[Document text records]

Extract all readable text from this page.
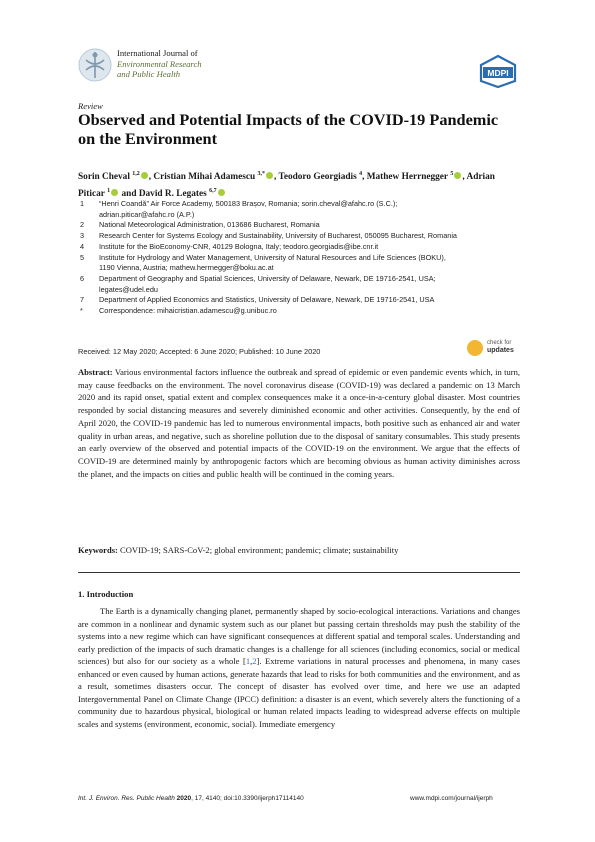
International Journal of
Environmental Research
and Public Health	MDPI
Review
Observed and Potential Impacts of the COVID-19 Pandemic on the Environment
Sorin Cheval $^{1,2}$ , Cristian Mihai Adamescu $^{3,*}$ , Teodoro Georgiadis $^4$, Mathew Herrnegger $^5$ , Adrian Piticar $^1$ and David R. Legates $^{6,7}$
1	“Henri Coandă” Air Force Academy, 500183 Brașov, Romania; sorin.cheval@afahc.ro (S.C.);
adrian.piticar@afahc.ro (A.P.)
2	National Meteorological Administration, 013686 Bucharest, Romania
3	Research Center for Systems Ecology and Sustainability, University of Bucharest, 050095 Bucharest, Romania
4	Institute for the BioEconomy-CNR, 40129 Bologna, Italy; teodoro.georgiadis@ibe.cnr.it
5	Institute for Hydrology and Water Management, University of Natural Resources and Life Sciences (BOKU),
1190 Vienna, Austria; mathew.herrnegger@boku.ac.at
6	Department of Geography and Spatial Sciences, University of Delaware, Newark, DE 19716-2541, USA;
legates@udel.edu
7	Department of Applied Economics and Statistics, University of Delaware, Newark, DE 19716-2541, USA
*	Correspondence: mihaicristian.adamescu@g.unibuc.ro
Received: 12 May 2020; Accepted: 6 June 2020; Published: 10 June 2020
check for
updates
Abstract: Various environmental factors influence the outbreak and spread of epidemic or even pandemic events which, in turn, may cause feedbacks on the environment. The novel coronavirus disease (COVID-19) was declared a pandemic on 13 March 2020 and its rapid onset, spatial extent and complex consequences make it a once-in-a-century global disaster. Most countries responded by social distancing measures and severely diminished economic and other activities. Consequently, by the end of April 2020, the COVID-19 pandemic has led to numerous environmental impacts, both positive such as enhanced air and water quality in urban areas, and negative, such as shoreline pollution due to the disposal of sanitary consumables. This study presents an early overview of the observed and potential impacts of the COVID-19 on the environment. We argue that the effects of COVID-19 are determined mainly by anthropogenic factors which are becoming obvious as human activity diminishes across the planet, and the impacts on cities and public health will be continued in the coming years.
Keywords: COVID-19; SARS-CoV-2; global environment; pandemic; climate; sustainability
1. Introduction
The Earth is a dynamically changing planet, permanently shaped by socio-ecological interactions. Variations and changes are common in a nonlinear and dynamic system such as our planet but passing certain thresholds may push the stability of the systems into a new regime which can have significant consequences at different spatial and temporal scales. Understanding and early prediction of the impacts of such dramatic changes is a challenge for all sciences (including economics, social or medical sciences) but also for our society as a whole [1,2]. Extreme variations in natural processes and phenomena, in many cases enhanced or even caused by human actions, generate hazards that lead to risks for both communities and the environment, and as a result, sometimes disasters occur. The concept of disaster has evolved over time, and here we use an adapted Intergovernmental Panel on Climate Change (IPCC) definition: a disaster is an event, which severely alters the functioning of a community due to hazardous physical, biological or human related impacts leading to widespread adverse effects on multiple scales and systems (environment, economic, social). Immediate emergency
Int. J. Environ. Res. Public Health 2020, 17, 4140; doi:10.3390/ijerph17114140	www.mdpi.com/journal/ijerph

■ Assignment:
Would you restate the records above word for word and exclude the pictures?

■ Answer for this exercise:
Extract all readable text from this page.
International Journal of
Environmental Research
and Public Health	MDPI
Review
Observed and Potential Impacts of the COVID-19 Pandemic on the Environment
Sorin Cheval $^{1,2}$ , Cristian Mihai Adamescu $^{3,*}$ , Teodoro Georgiadis $^4$, Mathew Herrnegger $^5$ , Adrian Piticar $^1$ and David R. Legates $^{6,7}$
1	“Henri Coandă” Air Force Academy, 500183 Brașov, Romania; sorin.cheval@afahc.ro (S.C.);
adrian.piticar@afahc.ro (A.P.)
2	National Meteorological Administration, 013686 Bucharest, Romania
3	Research Center for Systems Ecology and Sustainability, University of Bucharest, 050095 Bucharest, Romania
4	Institute for the BioEconomy-CNR, 40129 Bologna, Italy; teodoro.georgiadis@ibe.cnr.it
5	Institute for Hydrology and Water Management, University of Natural Resources and Life Sciences (BOKU),
1190 Vienna, Austria; mathew.herrnegger@boku.ac.at
6	Department of Geography and Spatial Sciences, University of Delaware, Newark, DE 19716-2541, USA;
legates@udel.edu
7	Department of Applied Economics and Statistics, University of Delaware, Newark, DE 19716-2541, USA
*	Correspondence: mihaicristian.adamescu@g.unibuc.ro
Received: 12 May 2020; Accepted: 6 June 2020; Published: 10 June 2020
check for
updates
Abstract: Various environmental factors influence the outbreak and spread of epidemic or even pandemic events which, in turn, may cause feedbacks on the environment. The novel coronavirus disease (COVID-19) was declared a pandemic on 13 March 2020 and its rapid onset, spatial extent and complex consequences make it a once-in-a-century global disaster. Most countries responded by social distancing measures and severely diminished economic and other activities. Consequently, by the end of April 2020, the COVID-19 pandemic has led to numerous environmental impacts, both positive such as enhanced air and water quality in urban areas, and negative, such as shoreline pollution due to the disposal of sanitary consumables. This study presents an early overview of the observed and potential impacts of the COVID-19 on the environment. We argue that the effects of COVID-19 are determined mainly by anthropogenic factors which are becoming obvious as human activity diminishes across the planet, and the impacts on cities and public health will be continued in the coming years.
Keywords: COVID-19; SARS-CoV-2; global environment; pandemic; climate; sustainability
1. Introduction
The Earth is a dynamically changing planet, permanently shaped by socio-ecological interactions. Variations and changes are common in a nonlinear and dynamic system such as our planet but passing certain thresholds may push the stability of the systems into a new regime which can have significant consequences at different spatial and temporal scales. Understanding and early prediction of the impacts of such dramatic changes is a challenge for all sciences (including economics, social or medical sciences) but also for our society as a whole [1,2]. Extreme variations in natural processes and phenomena, in many cases enhanced or even caused by human actions, generate hazards that lead to risks for both communities and the environment, and as a result, sometimes disasters occur. The concept of disaster has evolved over time, and here we use an adapted Intergovernmental Panel on Climate Change (IPCC) definition: a disaster is an event, which severely alters the functioning of a community due to hazardous physical, biological or human related impacts leading to widespread adverse effects on multiple scales and systems (environment, economic, social). Immediate emergency
Int. J. Environ. Res. Public Health 2020, 17, 4140; doi:10.3390/ijerph17114140	www.mdpi.com/journal/ijerph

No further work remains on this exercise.